[Stored data entries]
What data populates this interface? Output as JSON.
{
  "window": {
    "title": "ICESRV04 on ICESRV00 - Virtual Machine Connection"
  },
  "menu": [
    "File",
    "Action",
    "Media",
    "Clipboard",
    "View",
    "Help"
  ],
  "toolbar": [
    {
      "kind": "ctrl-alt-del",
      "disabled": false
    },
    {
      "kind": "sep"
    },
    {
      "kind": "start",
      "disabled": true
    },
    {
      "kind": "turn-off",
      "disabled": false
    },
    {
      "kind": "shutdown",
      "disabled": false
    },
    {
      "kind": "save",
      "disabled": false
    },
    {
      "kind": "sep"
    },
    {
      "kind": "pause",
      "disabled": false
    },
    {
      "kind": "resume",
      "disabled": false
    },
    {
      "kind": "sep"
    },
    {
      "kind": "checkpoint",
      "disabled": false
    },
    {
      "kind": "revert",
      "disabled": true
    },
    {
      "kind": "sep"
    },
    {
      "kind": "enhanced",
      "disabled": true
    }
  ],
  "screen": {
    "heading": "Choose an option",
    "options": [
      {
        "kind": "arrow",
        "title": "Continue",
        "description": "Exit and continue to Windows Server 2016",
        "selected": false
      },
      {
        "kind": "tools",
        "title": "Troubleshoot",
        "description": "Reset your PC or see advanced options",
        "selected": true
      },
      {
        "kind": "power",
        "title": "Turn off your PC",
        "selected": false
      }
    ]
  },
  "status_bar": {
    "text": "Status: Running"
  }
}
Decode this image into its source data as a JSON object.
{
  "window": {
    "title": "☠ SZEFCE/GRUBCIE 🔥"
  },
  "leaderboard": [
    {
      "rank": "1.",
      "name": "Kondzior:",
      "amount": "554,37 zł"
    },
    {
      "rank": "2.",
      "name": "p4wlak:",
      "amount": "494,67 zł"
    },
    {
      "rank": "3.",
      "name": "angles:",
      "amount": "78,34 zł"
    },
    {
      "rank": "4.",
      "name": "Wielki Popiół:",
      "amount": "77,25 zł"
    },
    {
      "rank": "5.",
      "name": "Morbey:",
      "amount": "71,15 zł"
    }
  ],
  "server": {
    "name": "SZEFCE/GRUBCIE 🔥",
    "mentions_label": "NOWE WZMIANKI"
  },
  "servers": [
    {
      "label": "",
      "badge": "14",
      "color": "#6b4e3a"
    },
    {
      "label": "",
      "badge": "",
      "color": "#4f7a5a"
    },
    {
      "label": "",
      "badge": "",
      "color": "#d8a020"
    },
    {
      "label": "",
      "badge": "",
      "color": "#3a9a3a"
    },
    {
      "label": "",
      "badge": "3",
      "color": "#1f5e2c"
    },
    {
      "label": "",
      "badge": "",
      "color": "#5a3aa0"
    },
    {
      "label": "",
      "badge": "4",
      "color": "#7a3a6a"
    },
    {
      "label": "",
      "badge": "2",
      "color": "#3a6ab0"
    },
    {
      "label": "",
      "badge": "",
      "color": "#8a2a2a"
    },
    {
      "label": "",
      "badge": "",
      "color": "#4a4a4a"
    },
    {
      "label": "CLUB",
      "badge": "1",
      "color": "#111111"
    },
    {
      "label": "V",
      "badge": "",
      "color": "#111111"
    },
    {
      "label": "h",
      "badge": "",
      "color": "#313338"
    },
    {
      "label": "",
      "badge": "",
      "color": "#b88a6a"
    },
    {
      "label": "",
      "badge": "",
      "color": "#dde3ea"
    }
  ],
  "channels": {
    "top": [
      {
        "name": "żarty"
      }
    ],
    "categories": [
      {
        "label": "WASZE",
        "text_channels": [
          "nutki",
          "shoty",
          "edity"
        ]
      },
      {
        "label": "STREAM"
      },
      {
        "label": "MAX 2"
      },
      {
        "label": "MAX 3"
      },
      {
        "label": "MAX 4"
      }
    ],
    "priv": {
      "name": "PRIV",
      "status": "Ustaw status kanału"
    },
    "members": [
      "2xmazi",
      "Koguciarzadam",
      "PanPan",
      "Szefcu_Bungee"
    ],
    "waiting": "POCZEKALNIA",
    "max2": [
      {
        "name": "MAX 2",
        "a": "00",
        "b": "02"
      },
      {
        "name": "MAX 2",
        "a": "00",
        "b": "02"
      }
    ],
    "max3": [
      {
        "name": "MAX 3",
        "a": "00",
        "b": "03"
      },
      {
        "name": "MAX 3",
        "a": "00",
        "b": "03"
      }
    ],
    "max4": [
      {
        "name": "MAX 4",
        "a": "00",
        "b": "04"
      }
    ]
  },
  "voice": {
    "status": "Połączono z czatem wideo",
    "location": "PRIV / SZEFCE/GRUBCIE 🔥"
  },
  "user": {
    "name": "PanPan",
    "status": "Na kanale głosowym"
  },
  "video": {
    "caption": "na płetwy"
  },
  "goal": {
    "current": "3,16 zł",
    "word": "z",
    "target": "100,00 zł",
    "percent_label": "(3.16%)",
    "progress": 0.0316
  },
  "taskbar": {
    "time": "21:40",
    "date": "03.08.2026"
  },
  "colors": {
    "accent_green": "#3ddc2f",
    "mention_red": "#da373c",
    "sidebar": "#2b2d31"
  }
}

_Short task_
Every record should be given again exactly.

_Worked solution_
What data populates this interface? Output as JSON.
{
  "window": {
    "title": "ICESRV04 on ICESRV00 - Virtual Machine Connection"
  },
  "menu": [
    "File",
    "Action",
    "Media",
    "Clipboard",
    "View",
    "Help"
  ],
  "toolbar": [
    {
      "kind": "ctrl-alt-del",
      "disabled": false
    },
    {
      "kind": "sep"
    },
    {
      "kind": "start",
      "disabled": true
    },
    {
      "kind": "turn-off",
      "disabled": false
    },
    {
      "kind": "shutdown",
      "disabled": false
    },
    {
      "kind": "save",
      "disabled": false
    },
    {
      "kind": "sep"
    },
    {
      "kind": "pause",
      "disabled": false
    },
    {
      "kind": "resume",
      "disabled": false
    },
    {
      "kind": "sep"
    },
    {
      "kind": "checkpoint",
      "disabled": false
    },
    {
      "kind": "revert",
      "disabled": true
    },
    {
      "kind": "sep"
    },
    {
      "kind": "enhanced",
      "disabled": true
    }
  ],
  "screen": {
    "heading": "Choose an option",
    "options": [
      {
        "kind": "arrow",
        "title": "Continue",
        "description": "Exit and continue to Windows Server 2016",
        "selected": false
      },
      {
        "kind": "tools",
        "title": "Troubleshoot",
        "description": "Reset your PC or see advanced options",
        "selected": true
      },
      {
        "kind": "power",
        "title": "Turn off your PC",
        "selected": false
      }
    ]
  },
  "status_bar": {
    "text": "Status: Running"
  }
}
Decode this image into its source data as a JSON object.
{
  "window": {
    "title": "☠ SZEFCE/GRUBCIE 🔥"
  },
  "leaderboard": [
    {
      "rank": "1.",
      "name": "Kondzior:",
      "amount": "554,37 zł"
    },
    {
      "rank": "2.",
      "name": "p4wlak:",
      "amount": "494,67 zł"
    },
    {
      "rank": "3.",
      "name": "angles:",
      "amount": "78,34 zł"
    },
    {
      "rank": "4.",
      "name": "Wielki Popiół:",
      "amount": "77,25 zł"
    },
    {
      "rank": "5.",
      "name": "Morbey:",
      "amount": "71,15 zł"
    }
  ],
  "server": {
    "name": "SZEFCE/GRUBCIE 🔥",
    "mentions_label": "NOWE WZMIANKI"
  },
  "servers": [
    {
      "label": "",
      "badge": "14",
      "color": "#6b4e3a"
    },
    {
      "label": "",
      "badge": "",
      "color": "#4f7a5a"
    },
    {
      "label": "",
      "badge": "",
      "color": "#d8a020"
    },
    {
      "label": "",
      "badge": "",
      "color": "#3a9a3a"
    },
    {
      "label": "",
      "badge": "3",
      "color": "#1f5e2c"
    },
    {
      "label": "",
      "badge": "",
      "color": "#5a3aa0"
    },
    {
      "label": "",
      "badge": "4",
      "color": "#7a3a6a"
    },
    {
      "label": "",
      "badge": "2",
      "color": "#3a6ab0"
    },
    {
      "label": "",
      "badge": "",
      "color": "#8a2a2a"
    },
    {
      "label": "",
      "badge": "",
      "color": "#4a4a4a"
    },
    {
      "label": "CLUB",
      "badge": "1",
      "color": "#111111"
    },
    {
      "label": "V",
      "badge": "",
      "color": "#111111"
    },
    {
      "label": "h",
      "badge": "",
      "color": "#313338"
    },
    {
      "label": "",
      "badge": "",
      "color": "#b88a6a"
    },
    {
      "label": "",
      "badge": "",
      "color": "#dde3ea"
    }
  ],
  "channels": {
    "top": [
      {
        "name": "żarty"
      }
    ],
    "categories": [
      {
        "label": "WASZE",
        "text_channels": [
          "nutki",
          "shoty",
          "edity"
        ]
      },
      {
        "label": "STREAM"
      },
      {
        "label": "MAX 2"
      },
      {
        "label": "MAX 3"
      },
      {
        "label": "MAX 4"
      }
    ],
    "priv": {
      "name": "PRIV",
      "status": "Ustaw status kanału"
    },
    "members": [
      "2xmazi",
      "Koguciarzadam",
      "PanPan",
      "Szefcu_Bungee"
    ],
    "waiting": "POCZEKALNIA",
    "max2": [
      {
        "name": "MAX 2",
        "a": "00",
        "b": "02"
      },
      {
        "name": "MAX 2",
        "a": "00",
        "b": "02"
      }
    ],
    "max3": [
      {
        "name": "MAX 3",
        "a": "00",
        "b": "03"
      },
      {
        "name": "MAX 3",
        "a": "00",
        "b": "03"
      }
    ],
    "max4": [
      {
        "name": "MAX 4",
        "a": "00",
        "b": "04"
      }
    ]
  },
  "voice": {
    "status": "Połączono z czatem wideo",
    "location": "PRIV / SZEFCE/GRUBCIE 🔥"
  },
  "user": {
    "name": "PanPan",
    "status": "Na kanale głosowym"
  },
  "video": {
    "caption": "na płetwy"
  },
  "goal": {
    "current": "3,16 zł",
    "word": "z",
    "target": "100,00 zł",
    "percent_label": "(3.16%)",
    "progress": 0.0316
  },
  "taskbar": {
    "time": "21:40",
    "date": "03.08.2026"
  },
  "colors": {
    "accent_green": "#3ddc2f",
    "mention_red": "#da373c",
    "sidebar": "#2b2d31"
  }
}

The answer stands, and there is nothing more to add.